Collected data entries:
○ ○ ○ ○
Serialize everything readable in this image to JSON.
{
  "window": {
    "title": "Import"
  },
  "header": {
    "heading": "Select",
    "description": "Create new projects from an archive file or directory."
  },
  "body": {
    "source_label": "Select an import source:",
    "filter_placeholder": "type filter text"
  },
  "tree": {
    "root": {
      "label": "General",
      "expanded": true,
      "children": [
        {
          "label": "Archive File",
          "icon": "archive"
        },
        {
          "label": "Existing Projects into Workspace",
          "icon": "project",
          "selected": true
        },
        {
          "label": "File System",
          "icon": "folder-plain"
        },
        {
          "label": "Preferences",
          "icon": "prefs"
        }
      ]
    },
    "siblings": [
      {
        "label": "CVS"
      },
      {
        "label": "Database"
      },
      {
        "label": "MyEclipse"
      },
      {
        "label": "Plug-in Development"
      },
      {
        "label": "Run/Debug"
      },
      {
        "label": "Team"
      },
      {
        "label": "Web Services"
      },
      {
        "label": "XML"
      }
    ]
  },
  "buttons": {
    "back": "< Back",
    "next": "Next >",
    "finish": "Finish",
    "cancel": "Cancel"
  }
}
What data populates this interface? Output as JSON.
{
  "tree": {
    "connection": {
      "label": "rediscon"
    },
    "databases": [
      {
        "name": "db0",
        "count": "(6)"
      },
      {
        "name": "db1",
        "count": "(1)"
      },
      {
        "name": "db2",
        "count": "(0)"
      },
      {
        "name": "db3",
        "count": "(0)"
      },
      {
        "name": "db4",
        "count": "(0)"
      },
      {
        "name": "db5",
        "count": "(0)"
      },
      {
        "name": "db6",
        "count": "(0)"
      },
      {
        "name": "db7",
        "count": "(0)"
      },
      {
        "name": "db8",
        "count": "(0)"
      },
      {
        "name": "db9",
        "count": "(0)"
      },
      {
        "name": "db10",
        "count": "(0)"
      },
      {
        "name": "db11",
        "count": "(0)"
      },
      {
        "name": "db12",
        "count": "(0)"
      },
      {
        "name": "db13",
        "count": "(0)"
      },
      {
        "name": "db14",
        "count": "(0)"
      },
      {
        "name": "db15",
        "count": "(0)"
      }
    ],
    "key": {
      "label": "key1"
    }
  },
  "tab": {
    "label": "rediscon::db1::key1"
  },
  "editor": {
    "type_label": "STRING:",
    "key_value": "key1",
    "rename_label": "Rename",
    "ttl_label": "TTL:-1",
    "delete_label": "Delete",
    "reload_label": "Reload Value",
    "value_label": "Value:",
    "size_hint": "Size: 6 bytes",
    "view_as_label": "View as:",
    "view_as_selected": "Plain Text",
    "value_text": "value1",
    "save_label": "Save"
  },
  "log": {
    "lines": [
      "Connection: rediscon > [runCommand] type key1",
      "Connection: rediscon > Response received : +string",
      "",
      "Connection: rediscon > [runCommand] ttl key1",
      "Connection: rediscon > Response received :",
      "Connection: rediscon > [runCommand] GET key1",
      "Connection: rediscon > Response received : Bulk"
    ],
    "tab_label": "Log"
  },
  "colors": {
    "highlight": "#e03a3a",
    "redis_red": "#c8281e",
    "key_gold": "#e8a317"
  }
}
○ ○ ○ ○
From the entries above, pull out each line that includes "received".

      "Connection: rediscon > Response received : +string",
      "Connection: rediscon > Response received :",
      "Connection: rediscon > Response received : Bulk"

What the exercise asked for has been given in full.